■ Short exercise ■
Check every line below for the word "badge" and copy each one that has it.

■ Raw data ■
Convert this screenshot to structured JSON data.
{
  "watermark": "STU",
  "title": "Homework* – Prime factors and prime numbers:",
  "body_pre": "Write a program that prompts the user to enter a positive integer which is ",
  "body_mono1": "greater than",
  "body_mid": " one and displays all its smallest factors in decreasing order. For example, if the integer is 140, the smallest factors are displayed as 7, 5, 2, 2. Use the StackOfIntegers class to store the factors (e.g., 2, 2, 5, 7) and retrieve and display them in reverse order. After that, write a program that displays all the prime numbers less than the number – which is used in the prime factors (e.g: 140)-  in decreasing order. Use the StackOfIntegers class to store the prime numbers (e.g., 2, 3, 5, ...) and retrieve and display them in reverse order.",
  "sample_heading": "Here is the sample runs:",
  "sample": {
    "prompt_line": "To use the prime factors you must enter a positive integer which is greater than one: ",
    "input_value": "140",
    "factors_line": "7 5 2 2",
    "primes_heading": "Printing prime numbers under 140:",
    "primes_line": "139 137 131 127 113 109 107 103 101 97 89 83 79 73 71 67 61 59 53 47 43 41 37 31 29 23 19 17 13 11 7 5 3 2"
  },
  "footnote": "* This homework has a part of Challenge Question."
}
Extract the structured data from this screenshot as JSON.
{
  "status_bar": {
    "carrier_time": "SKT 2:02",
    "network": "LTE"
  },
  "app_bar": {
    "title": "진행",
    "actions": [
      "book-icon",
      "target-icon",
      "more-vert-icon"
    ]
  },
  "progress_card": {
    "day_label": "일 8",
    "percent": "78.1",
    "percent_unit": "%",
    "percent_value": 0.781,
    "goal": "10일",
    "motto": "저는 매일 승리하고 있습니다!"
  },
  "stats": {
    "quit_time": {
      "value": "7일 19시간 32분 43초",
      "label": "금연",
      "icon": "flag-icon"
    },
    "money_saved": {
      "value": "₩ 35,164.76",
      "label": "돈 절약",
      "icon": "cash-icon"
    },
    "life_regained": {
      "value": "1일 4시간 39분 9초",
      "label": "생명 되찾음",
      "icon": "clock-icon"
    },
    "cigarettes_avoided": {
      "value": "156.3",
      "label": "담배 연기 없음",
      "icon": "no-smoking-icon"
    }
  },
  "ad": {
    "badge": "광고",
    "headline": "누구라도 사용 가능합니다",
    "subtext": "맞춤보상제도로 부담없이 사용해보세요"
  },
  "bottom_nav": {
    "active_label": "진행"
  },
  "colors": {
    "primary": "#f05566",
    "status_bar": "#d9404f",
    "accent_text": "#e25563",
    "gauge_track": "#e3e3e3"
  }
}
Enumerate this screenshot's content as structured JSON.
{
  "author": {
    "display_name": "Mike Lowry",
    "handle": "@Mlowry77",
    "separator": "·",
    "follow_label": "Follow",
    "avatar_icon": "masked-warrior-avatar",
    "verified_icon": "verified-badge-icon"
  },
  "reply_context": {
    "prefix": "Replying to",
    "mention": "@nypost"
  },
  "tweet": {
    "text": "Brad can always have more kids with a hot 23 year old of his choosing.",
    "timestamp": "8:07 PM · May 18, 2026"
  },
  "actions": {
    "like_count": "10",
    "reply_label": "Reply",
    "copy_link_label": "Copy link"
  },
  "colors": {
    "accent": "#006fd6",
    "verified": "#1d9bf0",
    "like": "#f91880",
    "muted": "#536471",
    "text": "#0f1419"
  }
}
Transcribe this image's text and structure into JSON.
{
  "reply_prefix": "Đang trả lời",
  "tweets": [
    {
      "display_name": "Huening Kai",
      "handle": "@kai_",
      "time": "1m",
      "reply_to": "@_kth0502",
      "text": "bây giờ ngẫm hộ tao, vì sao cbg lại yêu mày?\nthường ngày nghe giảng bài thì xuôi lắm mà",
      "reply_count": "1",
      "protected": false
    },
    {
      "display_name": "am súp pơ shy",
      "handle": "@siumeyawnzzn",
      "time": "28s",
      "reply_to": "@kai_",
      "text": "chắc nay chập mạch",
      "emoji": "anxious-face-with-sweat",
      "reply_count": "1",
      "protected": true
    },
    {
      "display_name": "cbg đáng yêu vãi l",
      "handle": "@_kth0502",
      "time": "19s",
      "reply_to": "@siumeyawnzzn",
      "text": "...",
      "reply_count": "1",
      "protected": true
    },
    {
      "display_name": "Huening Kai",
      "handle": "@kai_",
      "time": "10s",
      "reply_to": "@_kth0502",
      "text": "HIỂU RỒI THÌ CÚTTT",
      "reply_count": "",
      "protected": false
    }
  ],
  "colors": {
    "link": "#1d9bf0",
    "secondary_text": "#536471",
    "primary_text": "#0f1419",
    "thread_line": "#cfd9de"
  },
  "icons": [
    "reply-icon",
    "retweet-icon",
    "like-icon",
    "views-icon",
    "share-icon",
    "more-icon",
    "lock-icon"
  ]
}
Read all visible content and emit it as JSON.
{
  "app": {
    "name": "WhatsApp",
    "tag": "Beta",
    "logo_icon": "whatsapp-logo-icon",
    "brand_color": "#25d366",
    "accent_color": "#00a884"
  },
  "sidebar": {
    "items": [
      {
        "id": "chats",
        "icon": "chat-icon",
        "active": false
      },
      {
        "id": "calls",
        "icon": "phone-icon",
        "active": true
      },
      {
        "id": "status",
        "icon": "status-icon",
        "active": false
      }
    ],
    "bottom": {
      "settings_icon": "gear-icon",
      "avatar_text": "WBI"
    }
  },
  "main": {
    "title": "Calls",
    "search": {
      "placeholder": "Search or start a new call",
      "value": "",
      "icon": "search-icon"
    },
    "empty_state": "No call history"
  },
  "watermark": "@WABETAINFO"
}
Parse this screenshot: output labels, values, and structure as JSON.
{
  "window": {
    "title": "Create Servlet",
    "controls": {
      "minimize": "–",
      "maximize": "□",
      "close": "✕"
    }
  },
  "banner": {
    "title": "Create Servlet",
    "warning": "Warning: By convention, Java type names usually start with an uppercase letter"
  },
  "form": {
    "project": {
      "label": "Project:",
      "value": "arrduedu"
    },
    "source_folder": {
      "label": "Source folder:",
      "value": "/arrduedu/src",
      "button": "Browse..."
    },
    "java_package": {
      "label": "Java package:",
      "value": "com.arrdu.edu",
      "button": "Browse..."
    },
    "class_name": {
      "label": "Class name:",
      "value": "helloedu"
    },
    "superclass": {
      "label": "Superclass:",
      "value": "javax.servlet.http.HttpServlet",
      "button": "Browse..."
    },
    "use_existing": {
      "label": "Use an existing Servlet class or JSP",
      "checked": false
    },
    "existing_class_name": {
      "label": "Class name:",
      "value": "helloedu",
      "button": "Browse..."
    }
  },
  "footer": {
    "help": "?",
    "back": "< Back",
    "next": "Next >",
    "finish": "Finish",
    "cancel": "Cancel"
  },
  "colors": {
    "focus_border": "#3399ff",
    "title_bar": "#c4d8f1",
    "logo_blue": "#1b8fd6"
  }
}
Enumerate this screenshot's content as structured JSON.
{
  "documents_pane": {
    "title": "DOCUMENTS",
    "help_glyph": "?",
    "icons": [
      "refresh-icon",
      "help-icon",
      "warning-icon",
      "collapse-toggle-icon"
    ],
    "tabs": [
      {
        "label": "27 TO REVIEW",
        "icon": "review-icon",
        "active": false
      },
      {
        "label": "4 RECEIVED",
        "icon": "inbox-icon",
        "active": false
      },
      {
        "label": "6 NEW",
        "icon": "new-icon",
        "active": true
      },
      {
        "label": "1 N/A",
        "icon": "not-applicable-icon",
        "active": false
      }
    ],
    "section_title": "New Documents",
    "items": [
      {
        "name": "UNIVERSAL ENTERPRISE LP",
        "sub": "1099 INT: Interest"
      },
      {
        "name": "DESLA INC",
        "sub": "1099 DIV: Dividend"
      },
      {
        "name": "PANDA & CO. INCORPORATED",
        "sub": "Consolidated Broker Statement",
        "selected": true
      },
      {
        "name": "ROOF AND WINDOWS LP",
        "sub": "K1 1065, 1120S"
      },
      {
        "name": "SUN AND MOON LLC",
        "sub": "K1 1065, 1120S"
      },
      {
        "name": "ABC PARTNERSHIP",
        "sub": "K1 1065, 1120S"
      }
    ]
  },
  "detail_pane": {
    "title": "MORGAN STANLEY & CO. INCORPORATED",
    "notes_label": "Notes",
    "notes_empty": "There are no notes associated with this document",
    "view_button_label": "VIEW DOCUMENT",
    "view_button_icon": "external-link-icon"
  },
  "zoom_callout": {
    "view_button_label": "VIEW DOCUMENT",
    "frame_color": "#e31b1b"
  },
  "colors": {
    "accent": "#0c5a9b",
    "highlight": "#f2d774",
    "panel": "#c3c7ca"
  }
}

■ Result below ■
    "badge": "광고",
    "verified_icon": "verified-badge-icon"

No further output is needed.